• _Instructions for the task_
Show each line that has the string "ώστε" in it.

---- Data listing

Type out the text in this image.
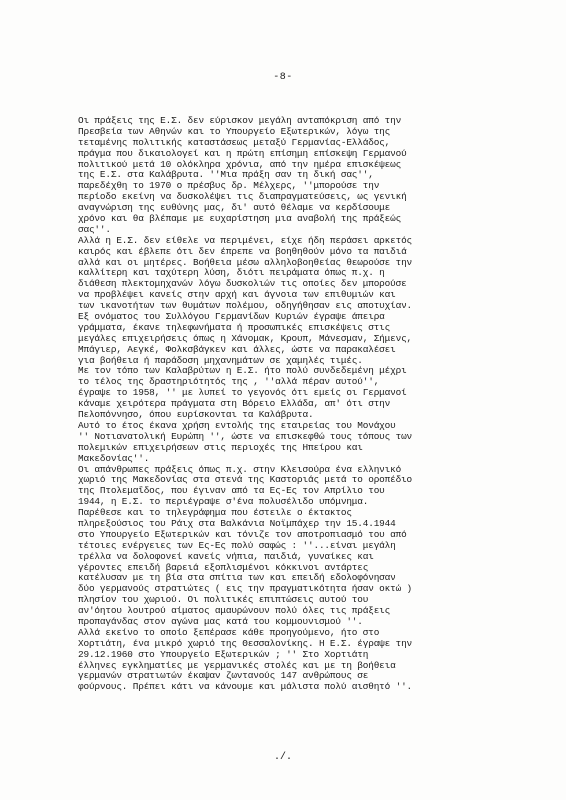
-8-
Οι πράξεις της Ε.Σ. δεν εύρισκον μεγάλη ανταπόκριση από την
Πρεσβεία των Αθηνών και το Υπουργείο Εξωτερικών, λόγω της
τεταμένης πολιτικής καταστάσεως μεταξύ Γερμανίας-Ελλάδος,
πράγμα που δικαιολογεί και η πρώτη επίσημη επίσκεψη Γερμανού
πολιτικού μετά 10 ολόκληρα χρόνια, από την ημέρα επισκέψεως
της Ε.Σ. στα Καλάβρυτα. ''Μια πράξη σαν τη δική σας'',
παρεδέχθη το 1970 ο πρέσβυς δρ. Μέλχερς, ''μπορούσε την
περίοδο εκείνη να δυσκολέψει τις διαπραγματεύσεις, ως γενική
αναγνώριση της ευθύνης μας, δι' αυτό θέλαμε να κερδίσουμε
χρόνο και θα βλέπαμε με ευχαρίστηση μια αναβολή της πράξεώς
σας''.
Αλλά η Ε.Σ. δεν είθελε να περιμένει, είχε ήδη περάσει αρκετός
καιρός και έβλεπε ότι δεν έπρεπε να βοηθηθούν μόνο τα παιδιά
αλλά και οι μητέρες. Βοήθεια μέσω αλληλοβοηθείας θεωρούσε την
καλλίτερη και ταχύτερη λύση, διότι πειράματα όπως π.χ. η
διάθεση πλεκτομηχανών λόγω δυσκολιών τις οποίες δεν μπορούσε
να προβλέψει κανείς στην αρχή και άγνοια των επιθυμιών και
των ικανοτήτων των θυμάτων πολέμου, οδηγήθησαν εις αποτυχίαν.
Εξ ονόματος του Συλλόγου Γερμανίδων Κυριών έγραψε άπειρα
γράμματα, έκανε τηλεφωνήματα ή προσωπικές επισκέψεις στις
μεγάλες επιχειρήσεις όπως η Χάνομακ, Κρουπ, Μάνεσμαν, Σήμενς,
Μπάγιερ, Αεγκέ, Φολκσβάγκεν και άλλες, ώστε να παρακαλέσει
για βοήθεια ή παράδοση μηχανημάτων σε χαμηλές τιμές.
Με τον τόπο των Καλαβρύτων η Ε.Σ. ήτο πολύ συνδεδεμένη μέχρι
το τέλος της δραστηριότητός της , ''αλλά πέραν αυτού'',
έγραψε το 1958, '' με λυπεί το γεγονός ότι εμείς οι Γερμανοί
κάναμε χειρότερα πράγματα στη Βόρειο Ελλάδα, απ' ότι στην
Πελοπόννησο, όπου ευρίσκονται τα Καλάβρυτα.
Αυτό το έτος έκανα χρήση εντολής της εταιρείας του Μονάχου
'' Νοτιανατολική Ευρώπη '', ώστε να επισκεφθώ τους τόπους των
πολεμικών επιχειρήσεων στις περιοχές της Ηπείρου και
Μακεδονίας''.
Οι απάνθρωπες πράξεις όπως π.χ. στην Κλεισούρα ένα ελληνικό
χωριό της Μακεδονίας στα στενά της Καστοριάς μετά το οροπέδιο
της Πτολεμαΐδος, που έγιναν από τα Ες-Ες τον Απρίλιο του
1944, η Ε.Σ. το περιέγραψε σ'ένα πολυσέλιδο υπόμνημα.
Παρέθεσε και το τηλεγράφημα που έστειλε ο έκτακτος
πληρεξούσιος του Ράιχ στα Βαλκάνια Νοϊμπάχερ την 15.4.1944
στο Υπουργείο Εξωτερικών και τόνιζε τον αποτροπιασμό του από
τέτοιες ενέργειες των Ες-Ες πολύ σαφώς : ''...είναι μεγάλη
τρέλλα να δολοφονεί κανείς νήπια, παιδιά, γυναίκες και
γέροντες επειδή βαρειά εξοπλισμένοι κόκκινοι αντάρτες
κατέλυσαν με τη βία στα σπίτια των και επειδή εδολοφόνησαν
δύο γερμανούς στρατιώτες ( εις την πραγματικότητα ήσαν οκτώ )
πλησίον του χωριού. Οι πολιτικές επιπτώσεις αυτού του
αν'όητου λουτρού αίματος αμαυρώνουν πολύ όλες τις πράξεις
προπαγάνδας στον αγώνα μας κατά του κομμουνισμού ''.
Αλλά εκείνο το οποίο ξεπέρασε κάθε προηγούμενο, ήτο στο
Χορτιάτη, ένα μικρό χωριό της Θεσσαλονίκης. Η Ε.Σ. έγραψε την
29.12.1960 στο Υπουργείο Εξωτερικών ; '' Στο Χορτιάτη
έλληνες εγκληματίες με γερμανικές στολές και με τη βοήθεια
γερμανών στρατιωτών έκαψαν ζωντανούς 147 ανθρώπους σε
φούρνους. Πρέπει κάτι να κάνουμε και μάλιστα πολύ αισθητό ''.
./.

--------

• _The completed task_
Μπάγιερ, Αεγκέ, Φολκσβάγκεν και άλλες, ώστε να παρακαλέσει
'' Νοτιανατολική Ευρώπη '', ώστε να επισκεφθώ τους τόπους των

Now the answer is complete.